— START Dataset entries —

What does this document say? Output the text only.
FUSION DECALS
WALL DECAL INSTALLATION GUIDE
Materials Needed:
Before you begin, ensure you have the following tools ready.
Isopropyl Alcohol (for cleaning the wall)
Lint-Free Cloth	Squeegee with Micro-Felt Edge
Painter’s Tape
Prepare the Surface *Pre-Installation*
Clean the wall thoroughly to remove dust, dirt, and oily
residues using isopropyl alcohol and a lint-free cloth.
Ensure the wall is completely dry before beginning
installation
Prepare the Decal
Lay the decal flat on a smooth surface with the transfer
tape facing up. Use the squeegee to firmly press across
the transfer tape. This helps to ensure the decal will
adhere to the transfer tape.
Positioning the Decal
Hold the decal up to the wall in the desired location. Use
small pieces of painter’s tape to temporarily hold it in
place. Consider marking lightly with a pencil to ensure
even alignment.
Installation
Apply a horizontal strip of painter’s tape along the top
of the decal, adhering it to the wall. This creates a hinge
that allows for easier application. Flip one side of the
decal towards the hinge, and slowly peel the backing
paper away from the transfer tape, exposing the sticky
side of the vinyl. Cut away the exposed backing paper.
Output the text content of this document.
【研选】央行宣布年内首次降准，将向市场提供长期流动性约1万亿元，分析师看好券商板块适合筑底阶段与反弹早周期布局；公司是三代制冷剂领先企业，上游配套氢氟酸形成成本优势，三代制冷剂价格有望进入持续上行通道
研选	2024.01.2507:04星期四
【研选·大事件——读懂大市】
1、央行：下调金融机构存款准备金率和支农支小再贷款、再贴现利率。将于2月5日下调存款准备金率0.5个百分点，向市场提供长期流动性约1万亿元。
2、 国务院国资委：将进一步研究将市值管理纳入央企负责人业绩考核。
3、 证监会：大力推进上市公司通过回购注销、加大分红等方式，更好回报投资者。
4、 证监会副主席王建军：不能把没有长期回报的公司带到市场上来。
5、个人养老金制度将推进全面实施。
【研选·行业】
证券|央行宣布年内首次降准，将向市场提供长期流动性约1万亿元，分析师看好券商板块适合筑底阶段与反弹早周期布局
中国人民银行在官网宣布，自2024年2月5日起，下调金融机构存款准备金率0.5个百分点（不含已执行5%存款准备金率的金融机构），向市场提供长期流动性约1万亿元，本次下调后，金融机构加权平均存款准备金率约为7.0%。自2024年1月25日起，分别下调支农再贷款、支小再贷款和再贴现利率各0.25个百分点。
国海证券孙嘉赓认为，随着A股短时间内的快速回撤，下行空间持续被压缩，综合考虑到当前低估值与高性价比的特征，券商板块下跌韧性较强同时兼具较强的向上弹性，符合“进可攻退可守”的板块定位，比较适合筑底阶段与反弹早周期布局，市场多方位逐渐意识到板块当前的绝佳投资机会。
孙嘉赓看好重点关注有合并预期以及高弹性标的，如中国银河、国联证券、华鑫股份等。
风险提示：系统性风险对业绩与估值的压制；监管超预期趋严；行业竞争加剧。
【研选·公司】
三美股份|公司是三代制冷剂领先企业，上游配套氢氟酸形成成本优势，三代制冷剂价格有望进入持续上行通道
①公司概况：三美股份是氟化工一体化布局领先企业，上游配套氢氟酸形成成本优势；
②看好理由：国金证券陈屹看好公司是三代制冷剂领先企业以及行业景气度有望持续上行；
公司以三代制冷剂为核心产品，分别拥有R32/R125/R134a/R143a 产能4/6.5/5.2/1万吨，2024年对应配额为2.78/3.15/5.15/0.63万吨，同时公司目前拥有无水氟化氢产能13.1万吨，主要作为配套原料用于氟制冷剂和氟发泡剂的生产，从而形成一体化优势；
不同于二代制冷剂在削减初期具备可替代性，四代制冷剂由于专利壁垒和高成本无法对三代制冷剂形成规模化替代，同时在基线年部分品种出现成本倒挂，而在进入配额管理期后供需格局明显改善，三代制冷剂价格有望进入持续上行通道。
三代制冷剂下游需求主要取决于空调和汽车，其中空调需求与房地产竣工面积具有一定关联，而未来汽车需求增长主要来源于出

— END Dataset entries —

◆ **Directions**:
Check each line of the records for "三代制冷剂价格有望进入持续上行通道" and copy the ones that contain it.

◆ **Final result**:
【研选】央行宣布年内首次降准，将向市场提供长期流动性约1万亿元，分析师看好券商板块适合筑底阶段与反弹早周期布局；公司是三代制冷剂领先企业，上游配套氢氟酸形成成本优势，三代制冷剂价格有望进入持续上行通道
三美股份|公司是三代制冷剂领先企业，上游配套氢氟酸形成成本优势，三代制冷剂价格有望进入持续上行通道
不同于二代制冷剂在削减初期具备可替代性，四代制冷剂由于专利壁垒和高成本无法对三代制冷剂形成规模化替代，同时在基线年部分品种出现成本倒挂，而在进入配额管理期后供需格局明显改善，三代制冷剂价格有望进入持续上行通道。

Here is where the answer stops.